───── ENTRIES PROVIDED

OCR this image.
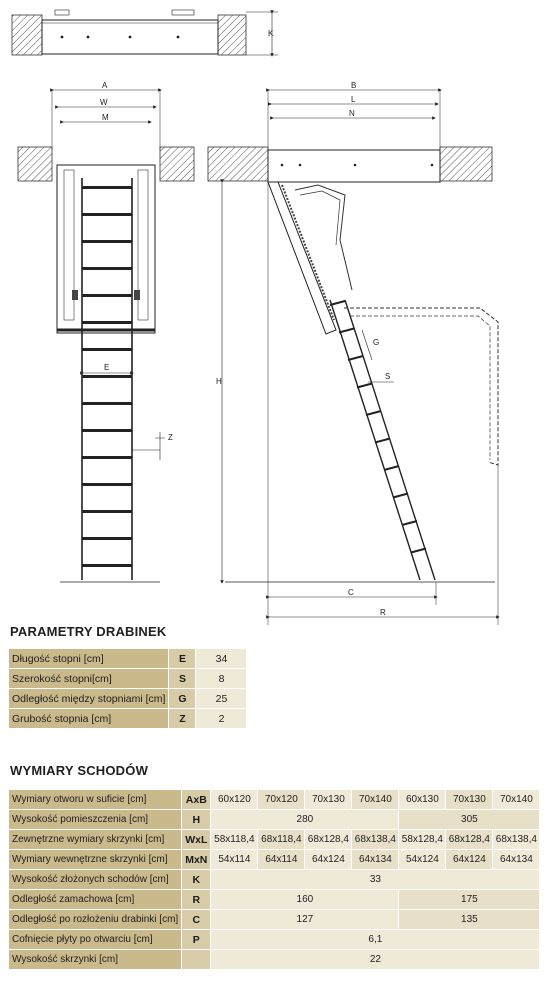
K
A
W
M
E
Z
B
L
N
H
G
S
C
R
PARAMETRY DRABINEK
Długość stopni [cm]	E	34
Szerokość stopni[cm]	S	8
Odległość między stopniami [cm]	G	25
Grubość stopnia [cm]	Z	2
WYMIARY SCHODÓW
Wymiary otworu w suficie [cm]	AxB	60x120	70x120	70x130	70x140	60x130	70x130	70x140
Wysokość pomieszczenia [cm]	H	280				305		
Zewnętrzne wymiary skrzynki [cm]	WxL	58x118,4	68x118,4	68x128,4	68x138,4	58x128,4	68x128,4	68x138,4
Wymiary wewnętrzne skrzynki [cm]	MxN	54x114	64x114	64x124	64x134	54x124	64x124	64x134
Wysokość złożonych schodów [cm]	K	33						
Odległość zamachowa [cm]	R	160				175		
Odległość po rozłożeniu drabinki [cm]	C	127				135		
Cofnięcie płyty po otwarciu [cm]	P	6,1						
Wysokość skrzynki [cm]		22						
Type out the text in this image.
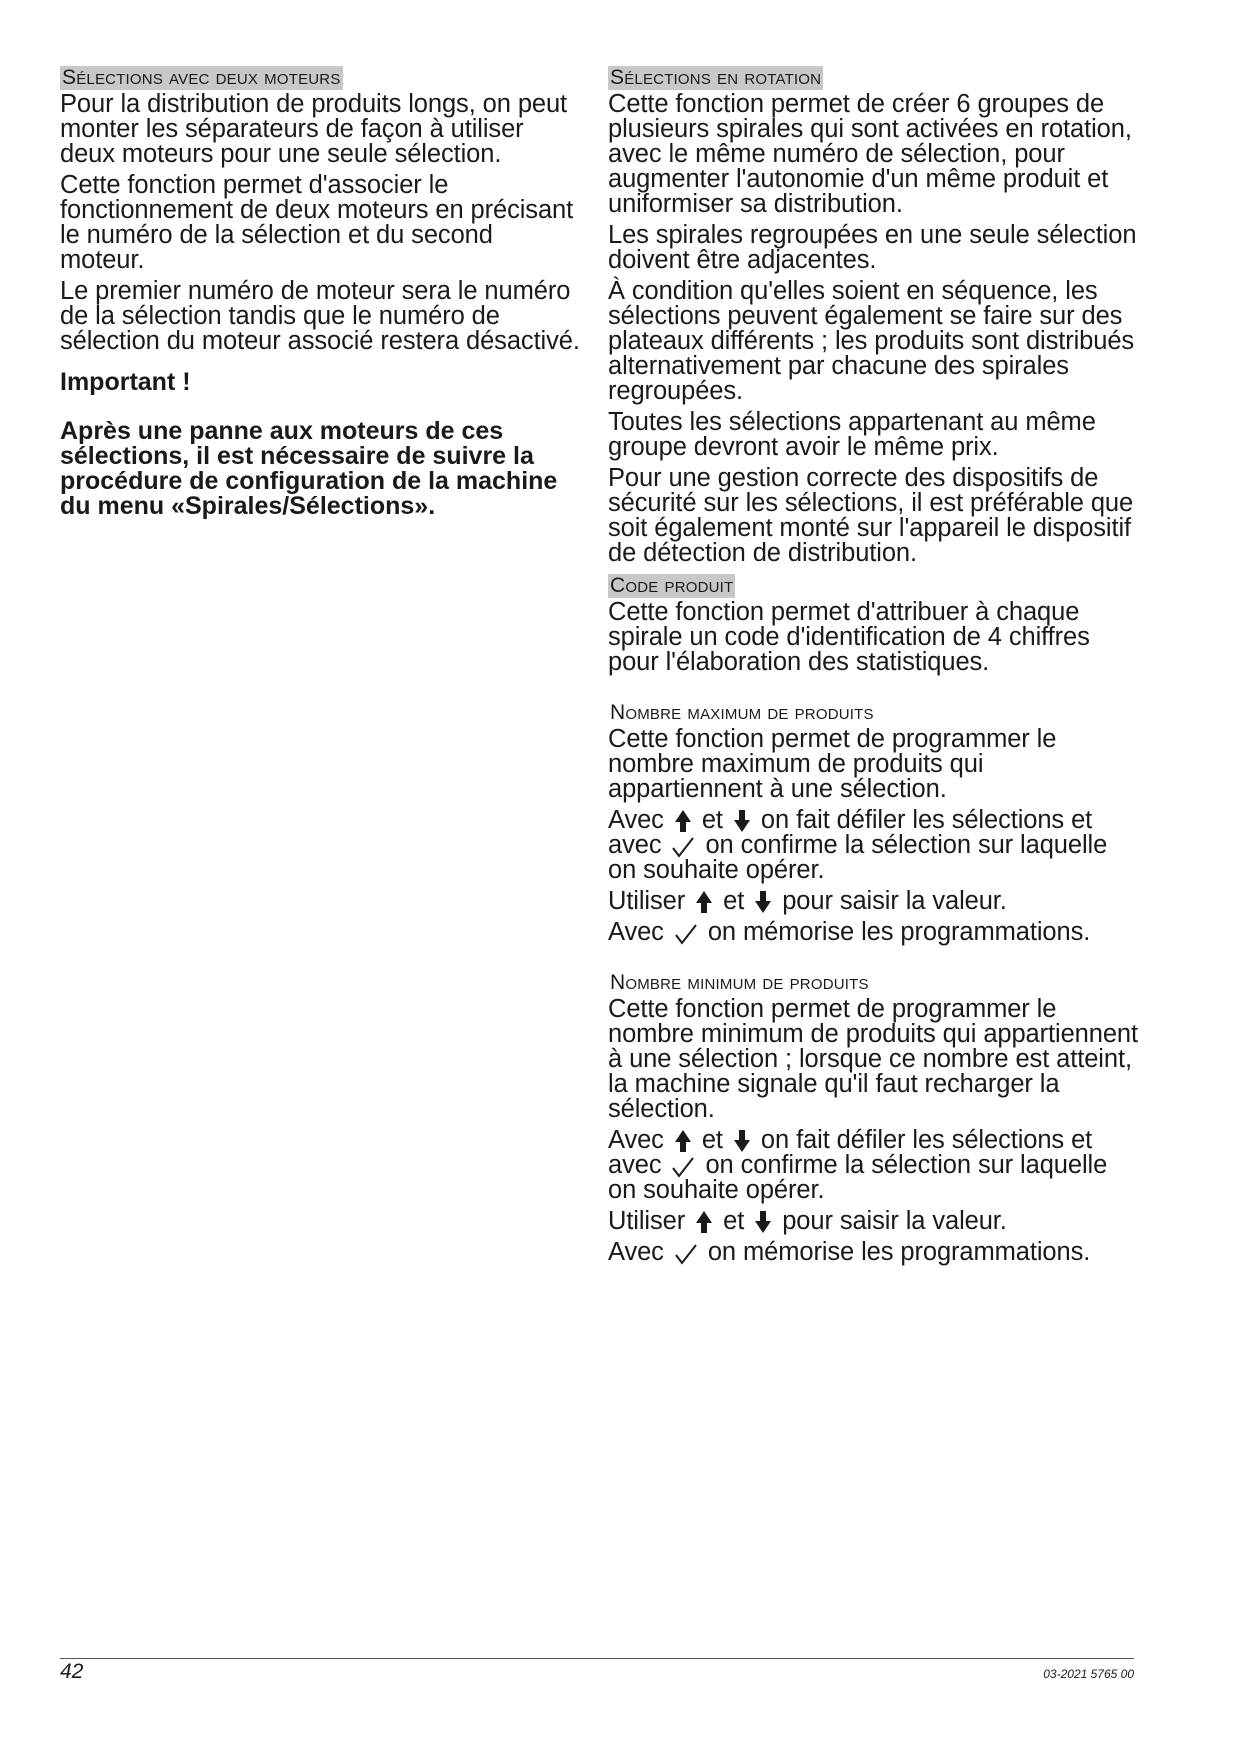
Sélections avec deux moteurs

Pour la distribution de produits longs, on peut monter les séparateurs de façon à utiliser deux moteurs pour une seule sélection.

Cette fonction permet d'associer le fonctionnement de deux moteurs en précisant le numéro de la sélection et du second moteur.

Le premier numéro de moteur sera le numéro de la sélection tandis que le numéro de sélection du moteur associé restera désactivé.

Important !

Après une panne aux moteurs de ces sélections, il est nécessaire de suivre la procédure de configuration de la machine du menu «Spirales/Sélections».

Sélections en rotation

Cette fonction permet de créer 6 groupes de plusieurs spirales qui sont activées en rotation, avec le même numéro de sélection, pour augmenter l'autonomie d'un même produit et uniformiser sa distribution.

Les spirales regroupées en une seule sélection doivent être adjacentes.

À condition qu'elles soient en séquence, les sélections peuvent également se faire sur des plateaux différents ; les produits sont distribués alternativement par chacune des spirales regroupées.

Toutes les sélections appartenant au même groupe devront avoir le même prix.

Pour une gestion correcte des dispositifs de sécurité sur les sélections, il est préférable que soit également monté sur l'appareil le dispositif de détection de distribution.

Code produit

Cette fonction permet d'attribuer à chaque spirale un code d'identification de 4 chiffres pour l'élaboration des statistiques.

Nombre maximum de produits

Cette fonction permet de programmer le nombre maximum de produits qui appartiennent à une sélection.

Avec et on fait défiler les sélections et avec on confirme la sélection sur laquelle on souhaite opérer.

Utiliser et pour saisir la valeur.

Avec on mémorise les programmations.

Nombre minimum de produits

Cette fonction permet de programmer le nombre minimum de produits qui appartiennent à une sélection ; lorsque ce nombre est atteint, la machine signale qu'il faut recharger la sélection.

Avec et on fait défiler les sélections et avec on confirme la sélection sur laquelle on souhaite opérer.

Utiliser et pour saisir la valeur.

Avec on mémorise les programmations.

42	03-2021 5765 00
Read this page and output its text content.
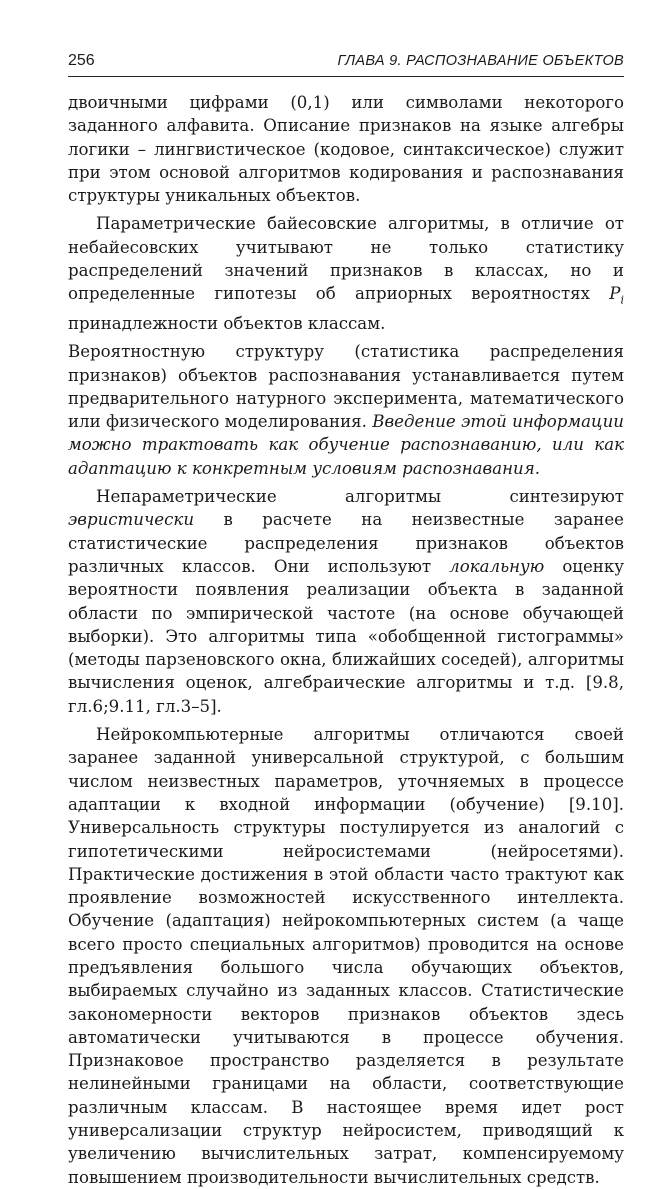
256	ГЛАВА 9. РАСПОЗНАВАНИЕ ОБЪЕКТОВ

двоичными цифрами (0,1) или символами некоторого заданного алфавита. Описание признаков на языке алгебры логики – лингвистическое (кодовое, синтаксическое) служит при этом основой алгоритмов кодирования и распознавания структуры уникальных объектов.

Параметрические байесовские алгоритмы, в отличие от небайесовских учитывают не только статистику распределений значений признаков в классах, но и определенные гипотезы об априорных вероятностях $P_i$ принадлежности объектов классам.

Вероятностную структуру (статистика распределения признаков) объектов распознавания устанавливается путем предварительного натурного эксперимента, математического или физического моделирования. Введение этой информации можно трактовать как обучение распознаванию, или как адаптацию к конкретным условиям распознавания.

Непараметрические алгоритмы синтезируют эвристически в расчете на неизвестные заранее статистические распределения признаков объектов различных классов. Они используют локальную оценку вероятности появления реализации объекта в заданной области по эмпирической частоте (на основе обучающей выборки). Это алгоритмы типа «обобщенной гистограммы» (методы парзеновского окна, ближайших соседей), алгоритмы вычисления оценок, алгебраические алгоритмы и т.д. [9.8, гл.6;9.11, гл.3–5].

Нейрокомпьютерные алгоритмы отличаются своей заранее заданной универсальной структурой, с большим числом неизвестных параметров, уточняемых в процессе адаптации к входной информации (обучение) [9.10]. Универсальность структуры постулируется из аналогий с гипотетическими нейросистемами (нейросетями). Практические достижения в этой области часто трактуют как проявление возможностей искусственного интеллекта. Обучение (адаптация) нейрокомпьютерных систем (а чаще всего просто специальных алгоритмов) проводится на основе предъявления большого числа обучающих объектов, выбираемых случайно из заданных классов. Статистические закономерности векторов признаков объектов здесь автоматически учитываются в процессе обучения. Признаковое пространство разделяется в результате нелинейными границами на области, соответствующие различным классам. В настоящее время идет рост универсализации структур нейросистем, приводящий к увеличению вычислительных затрат, компенсируемому повышением производительности вычислительных средств.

──────────

GIVEN PROBLEM: Extract every line from the records above that contains the word "également".

EXERCISE SOLUTION:
À condition qu'elles soient en séquence, les sélections peuvent également se faire sur des plateaux différents ; les produits sont distribués alternativement par chacune des spirales regroupées.
Pour une gestion correcte des dispositifs de sécurité sur les sélections, il est préférable que soit également monté sur l'appareil le dispositif de détection de distribution.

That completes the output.